**EXERCISE DESCRIPTION**
Reproduce every entry below precisely. Pictures are excluded from the copy.

(Extracted data entries)
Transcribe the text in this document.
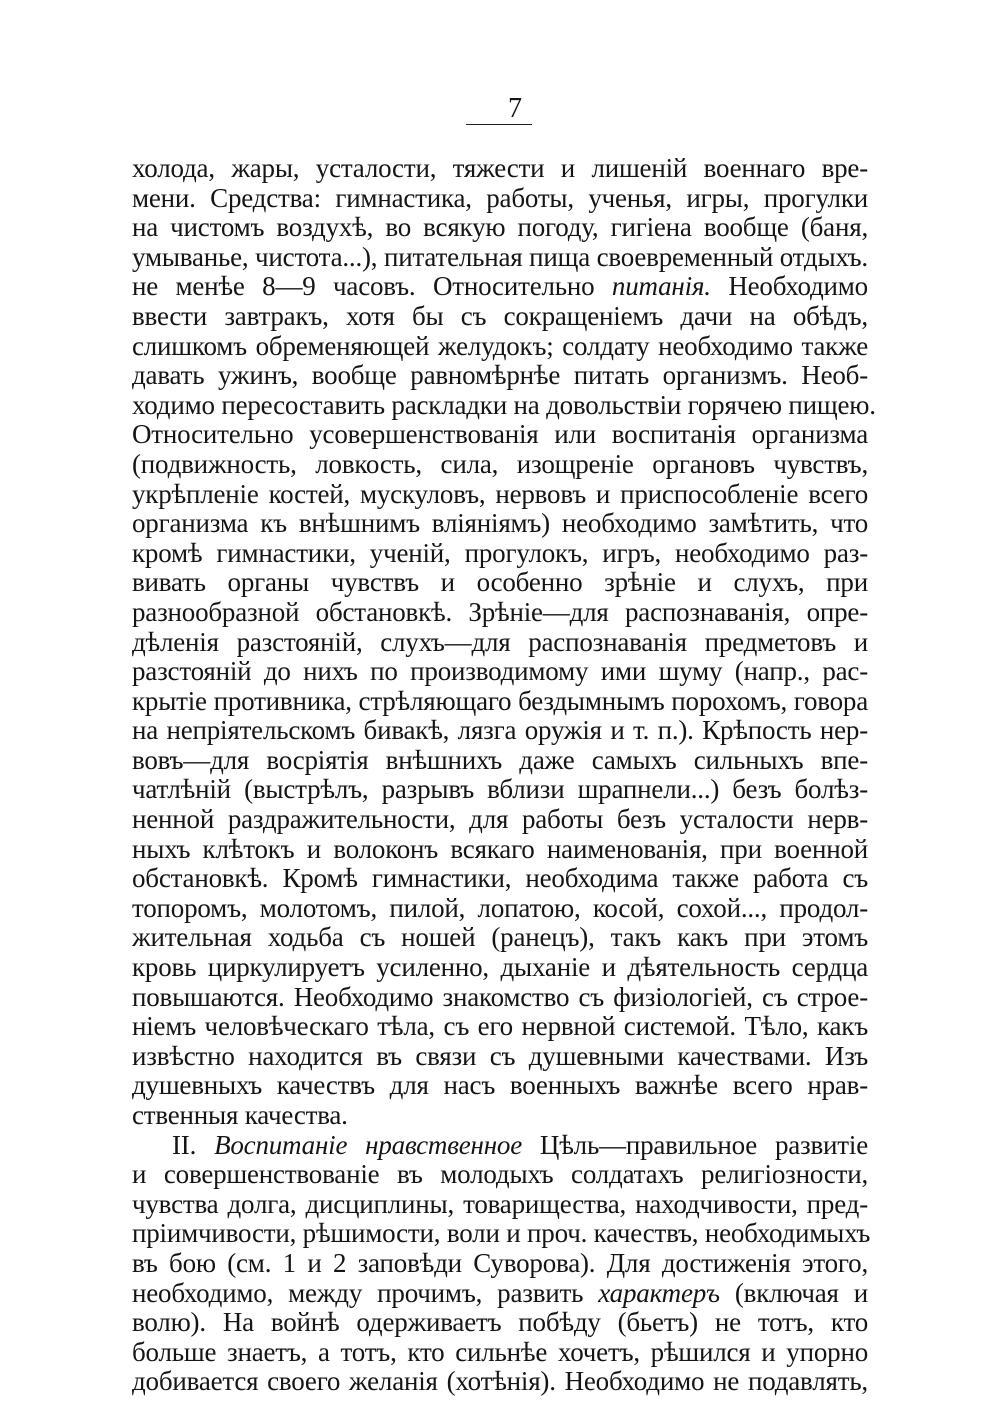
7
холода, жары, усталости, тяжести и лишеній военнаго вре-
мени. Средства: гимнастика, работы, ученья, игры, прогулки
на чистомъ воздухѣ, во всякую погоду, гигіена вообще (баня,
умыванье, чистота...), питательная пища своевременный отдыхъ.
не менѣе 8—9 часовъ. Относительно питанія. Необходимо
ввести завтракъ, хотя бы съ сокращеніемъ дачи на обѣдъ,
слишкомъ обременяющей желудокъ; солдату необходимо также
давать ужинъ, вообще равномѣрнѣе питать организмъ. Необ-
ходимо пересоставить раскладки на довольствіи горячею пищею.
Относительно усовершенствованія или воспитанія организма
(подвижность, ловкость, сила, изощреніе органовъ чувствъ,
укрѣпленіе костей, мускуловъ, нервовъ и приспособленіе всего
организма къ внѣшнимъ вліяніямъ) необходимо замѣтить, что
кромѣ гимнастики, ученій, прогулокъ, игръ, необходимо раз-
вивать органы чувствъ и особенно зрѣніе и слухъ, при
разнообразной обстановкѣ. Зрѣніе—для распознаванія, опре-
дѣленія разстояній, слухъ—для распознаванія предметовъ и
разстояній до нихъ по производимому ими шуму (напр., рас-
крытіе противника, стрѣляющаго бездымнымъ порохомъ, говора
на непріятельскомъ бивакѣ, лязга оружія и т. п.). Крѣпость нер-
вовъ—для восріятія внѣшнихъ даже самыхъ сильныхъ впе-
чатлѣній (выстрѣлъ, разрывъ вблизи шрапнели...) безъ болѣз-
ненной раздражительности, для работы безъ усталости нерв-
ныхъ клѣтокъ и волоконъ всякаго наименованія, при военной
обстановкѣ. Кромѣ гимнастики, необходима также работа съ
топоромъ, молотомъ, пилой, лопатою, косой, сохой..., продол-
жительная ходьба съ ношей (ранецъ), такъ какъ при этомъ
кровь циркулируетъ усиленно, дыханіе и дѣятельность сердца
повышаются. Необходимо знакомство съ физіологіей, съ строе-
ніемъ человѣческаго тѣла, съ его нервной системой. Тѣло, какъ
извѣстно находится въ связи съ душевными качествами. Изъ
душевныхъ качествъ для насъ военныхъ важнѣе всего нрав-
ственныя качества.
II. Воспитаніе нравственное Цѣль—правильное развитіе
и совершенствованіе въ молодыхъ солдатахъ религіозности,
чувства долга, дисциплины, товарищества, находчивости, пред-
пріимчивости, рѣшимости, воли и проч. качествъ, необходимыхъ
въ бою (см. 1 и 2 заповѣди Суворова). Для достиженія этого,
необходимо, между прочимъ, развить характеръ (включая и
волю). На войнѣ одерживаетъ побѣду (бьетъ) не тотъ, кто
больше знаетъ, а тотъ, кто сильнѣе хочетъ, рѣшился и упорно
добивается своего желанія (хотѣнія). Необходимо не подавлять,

**OUTPUT**
Transcribe the text in this document.
7
холода, жары, усталости, тяжести и лишеній военнаго вре-
мени. Средства: гимнастика, работы, ученья, игры, прогулки
на чистомъ воздухѣ, во всякую погоду, гигіена вообще (баня,
умыванье, чистота...), питательная пища своевременный отдыхъ.
не менѣе 8—9 часовъ. Относительно питанія. Необходимо
ввести завтракъ, хотя бы съ сокращеніемъ дачи на обѣдъ,
слишкомъ обременяющей желудокъ; солдату необходимо также
давать ужинъ, вообще равномѣрнѣе питать организмъ. Необ-
ходимо пересоставить раскладки на довольствіи горячею пищею.
Относительно усовершенствованія или воспитанія организма
(подвижность, ловкость, сила, изощреніе органовъ чувствъ,
укрѣпленіе костей, мускуловъ, нервовъ и приспособленіе всего
организма къ внѣшнимъ вліяніямъ) необходимо замѣтить, что
кромѣ гимнастики, ученій, прогулокъ, игръ, необходимо раз-
вивать органы чувствъ и особенно зрѣніе и слухъ, при
разнообразной обстановкѣ. Зрѣніе—для распознаванія, опре-
дѣленія разстояній, слухъ—для распознаванія предметовъ и
разстояній до нихъ по производимому ими шуму (напр., рас-
крытіе противника, стрѣляющаго бездымнымъ порохомъ, говора
на непріятельскомъ бивакѣ, лязга оружія и т. п.). Крѣпость нер-
вовъ—для восріятія внѣшнихъ даже самыхъ сильныхъ впе-
чатлѣній (выстрѣлъ, разрывъ вблизи шрапнели...) безъ болѣз-
ненной раздражительности, для работы безъ усталости нерв-
ныхъ клѣтокъ и волоконъ всякаго наименованія, при военной
обстановкѣ. Кромѣ гимнастики, необходима также работа съ
топоромъ, молотомъ, пилой, лопатою, косой, сохой..., продол-
жительная ходьба съ ношей (ранецъ), такъ какъ при этомъ
кровь циркулируетъ усиленно, дыханіе и дѣятельность сердца
повышаются. Необходимо знакомство съ физіологіей, съ строе-
ніемъ человѣческаго тѣла, съ его нервной системой. Тѣло, какъ
извѣстно находится въ связи съ душевными качествами. Изъ
душевныхъ качествъ для насъ военныхъ важнѣе всего нрав-
ственныя качества.
II. Воспитаніе нравственное Цѣль—правильное развитіе
и совершенствованіе въ молодыхъ солдатахъ религіозности,
чувства долга, дисциплины, товарищества, находчивости, пред-
пріимчивости, рѣшимости, воли и проч. качествъ, необходимыхъ
въ бою (см. 1 и 2 заповѣди Суворова). Для достиженія этого,
необходимо, между прочимъ, развить характеръ (включая и
волю). На войнѣ одерживаетъ побѣду (бьетъ) не тотъ, кто
больше знаетъ, а тотъ, кто сильнѣе хочетъ, рѣшился и упорно
добивается своего желанія (хотѣнія). Необходимо не подавлять,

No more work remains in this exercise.